Extract, from the listing that follows, each line containing the word "information".

** Start Input material **

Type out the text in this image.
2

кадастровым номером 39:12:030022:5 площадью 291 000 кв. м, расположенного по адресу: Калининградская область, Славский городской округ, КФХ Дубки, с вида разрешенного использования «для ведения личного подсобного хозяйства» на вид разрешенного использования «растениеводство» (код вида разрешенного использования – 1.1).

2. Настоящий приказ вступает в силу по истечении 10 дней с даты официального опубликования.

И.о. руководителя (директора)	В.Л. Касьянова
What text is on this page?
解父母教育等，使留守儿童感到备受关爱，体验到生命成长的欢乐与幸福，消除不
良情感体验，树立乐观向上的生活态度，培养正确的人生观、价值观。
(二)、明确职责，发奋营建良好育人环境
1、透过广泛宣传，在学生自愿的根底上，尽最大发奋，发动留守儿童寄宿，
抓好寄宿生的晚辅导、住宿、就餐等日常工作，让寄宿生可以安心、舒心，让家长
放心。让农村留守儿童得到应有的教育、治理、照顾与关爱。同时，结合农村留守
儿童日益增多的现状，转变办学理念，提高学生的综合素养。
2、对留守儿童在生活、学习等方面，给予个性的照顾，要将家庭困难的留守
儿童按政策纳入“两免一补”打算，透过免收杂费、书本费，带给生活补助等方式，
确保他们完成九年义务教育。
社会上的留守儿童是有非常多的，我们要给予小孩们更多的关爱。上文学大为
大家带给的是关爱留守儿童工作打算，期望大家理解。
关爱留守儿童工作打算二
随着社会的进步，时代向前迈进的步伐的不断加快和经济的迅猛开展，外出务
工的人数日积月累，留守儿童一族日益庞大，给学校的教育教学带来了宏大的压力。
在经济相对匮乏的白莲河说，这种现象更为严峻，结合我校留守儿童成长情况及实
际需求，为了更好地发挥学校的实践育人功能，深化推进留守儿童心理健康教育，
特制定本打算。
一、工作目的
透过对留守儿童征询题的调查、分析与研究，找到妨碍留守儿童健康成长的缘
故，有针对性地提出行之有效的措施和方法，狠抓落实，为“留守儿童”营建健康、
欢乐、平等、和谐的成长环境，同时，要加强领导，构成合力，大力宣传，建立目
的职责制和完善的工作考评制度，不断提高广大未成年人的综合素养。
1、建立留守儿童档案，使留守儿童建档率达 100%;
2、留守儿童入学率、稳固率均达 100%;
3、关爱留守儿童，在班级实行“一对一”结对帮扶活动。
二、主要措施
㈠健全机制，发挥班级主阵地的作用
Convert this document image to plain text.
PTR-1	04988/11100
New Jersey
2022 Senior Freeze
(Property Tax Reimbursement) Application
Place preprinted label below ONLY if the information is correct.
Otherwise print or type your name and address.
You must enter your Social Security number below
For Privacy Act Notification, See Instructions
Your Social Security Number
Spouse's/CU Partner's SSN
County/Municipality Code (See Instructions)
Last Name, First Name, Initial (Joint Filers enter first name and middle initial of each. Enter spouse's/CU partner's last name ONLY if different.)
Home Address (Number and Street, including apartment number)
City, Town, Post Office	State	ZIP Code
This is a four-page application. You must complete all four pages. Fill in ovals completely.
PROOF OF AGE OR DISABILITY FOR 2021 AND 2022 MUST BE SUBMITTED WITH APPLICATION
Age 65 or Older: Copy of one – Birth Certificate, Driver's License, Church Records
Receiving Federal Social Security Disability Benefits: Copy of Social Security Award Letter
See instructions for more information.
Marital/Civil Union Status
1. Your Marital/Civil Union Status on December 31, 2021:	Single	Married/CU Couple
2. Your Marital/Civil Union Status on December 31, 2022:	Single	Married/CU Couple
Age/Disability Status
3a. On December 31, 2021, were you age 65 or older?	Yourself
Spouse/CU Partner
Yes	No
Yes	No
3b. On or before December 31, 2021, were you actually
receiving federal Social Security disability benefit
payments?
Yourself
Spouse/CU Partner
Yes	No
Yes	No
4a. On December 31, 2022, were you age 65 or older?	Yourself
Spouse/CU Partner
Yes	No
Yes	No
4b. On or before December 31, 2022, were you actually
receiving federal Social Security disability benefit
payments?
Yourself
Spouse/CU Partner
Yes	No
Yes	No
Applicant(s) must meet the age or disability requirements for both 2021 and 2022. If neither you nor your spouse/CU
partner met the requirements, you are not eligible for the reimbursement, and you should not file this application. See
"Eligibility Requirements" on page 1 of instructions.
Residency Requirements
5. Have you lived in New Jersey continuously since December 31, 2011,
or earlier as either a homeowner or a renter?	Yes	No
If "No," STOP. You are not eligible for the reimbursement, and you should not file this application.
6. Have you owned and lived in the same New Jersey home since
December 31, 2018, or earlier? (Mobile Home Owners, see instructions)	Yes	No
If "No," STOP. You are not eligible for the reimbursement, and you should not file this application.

** End Input material **

Exercise result
Place preprinted label below ONLY if the information is correct.
See instructions for more information.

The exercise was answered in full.